***** DATASET CONTENT *****
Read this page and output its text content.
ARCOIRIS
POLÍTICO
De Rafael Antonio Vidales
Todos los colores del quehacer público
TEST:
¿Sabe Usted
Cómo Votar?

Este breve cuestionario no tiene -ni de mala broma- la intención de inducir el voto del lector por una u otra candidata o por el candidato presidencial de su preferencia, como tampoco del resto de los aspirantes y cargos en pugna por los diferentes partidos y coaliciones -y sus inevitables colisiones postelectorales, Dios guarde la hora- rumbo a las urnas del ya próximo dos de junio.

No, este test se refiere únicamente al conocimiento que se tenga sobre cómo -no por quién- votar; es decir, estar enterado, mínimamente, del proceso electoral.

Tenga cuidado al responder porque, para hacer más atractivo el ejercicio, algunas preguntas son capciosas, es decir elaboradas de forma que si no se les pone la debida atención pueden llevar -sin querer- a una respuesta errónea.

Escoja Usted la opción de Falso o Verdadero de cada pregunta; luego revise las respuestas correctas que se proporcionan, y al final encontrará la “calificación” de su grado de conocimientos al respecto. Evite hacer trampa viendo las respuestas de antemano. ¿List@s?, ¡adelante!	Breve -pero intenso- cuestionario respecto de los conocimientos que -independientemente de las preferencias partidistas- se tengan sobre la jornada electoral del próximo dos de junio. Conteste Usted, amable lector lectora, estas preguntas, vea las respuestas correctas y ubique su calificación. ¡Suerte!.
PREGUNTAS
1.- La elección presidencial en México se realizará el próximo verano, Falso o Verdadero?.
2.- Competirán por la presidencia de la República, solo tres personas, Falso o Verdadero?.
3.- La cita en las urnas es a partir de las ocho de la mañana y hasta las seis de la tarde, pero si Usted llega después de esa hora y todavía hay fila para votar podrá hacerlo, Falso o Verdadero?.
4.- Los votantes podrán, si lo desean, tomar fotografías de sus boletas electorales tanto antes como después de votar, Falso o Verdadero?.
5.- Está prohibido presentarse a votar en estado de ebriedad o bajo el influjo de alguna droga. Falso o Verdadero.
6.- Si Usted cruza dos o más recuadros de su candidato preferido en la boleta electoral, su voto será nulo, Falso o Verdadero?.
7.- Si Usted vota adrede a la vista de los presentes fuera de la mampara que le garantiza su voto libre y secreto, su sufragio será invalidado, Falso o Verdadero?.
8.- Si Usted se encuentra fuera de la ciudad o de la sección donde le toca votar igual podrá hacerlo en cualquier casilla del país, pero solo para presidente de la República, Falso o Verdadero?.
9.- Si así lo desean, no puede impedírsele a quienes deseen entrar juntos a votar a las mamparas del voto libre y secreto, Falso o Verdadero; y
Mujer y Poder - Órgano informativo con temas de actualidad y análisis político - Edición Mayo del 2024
*****
• [WORK INSTRUCTIONS]: Filter the listing for the word "desean" and copy every line that holds it.

• [PROBLEM SOLUTION]:
4.- Los votantes podrán, si lo desean, tomar fotografías de sus boletas electorales tanto antes como después de votar, Falso o Verdadero?.
9.- Si así lo desean, no puede impedírsele a quienes deseen entrar juntos a votar a las mamparas del voto libre y secreto, Falso o Verdadero; y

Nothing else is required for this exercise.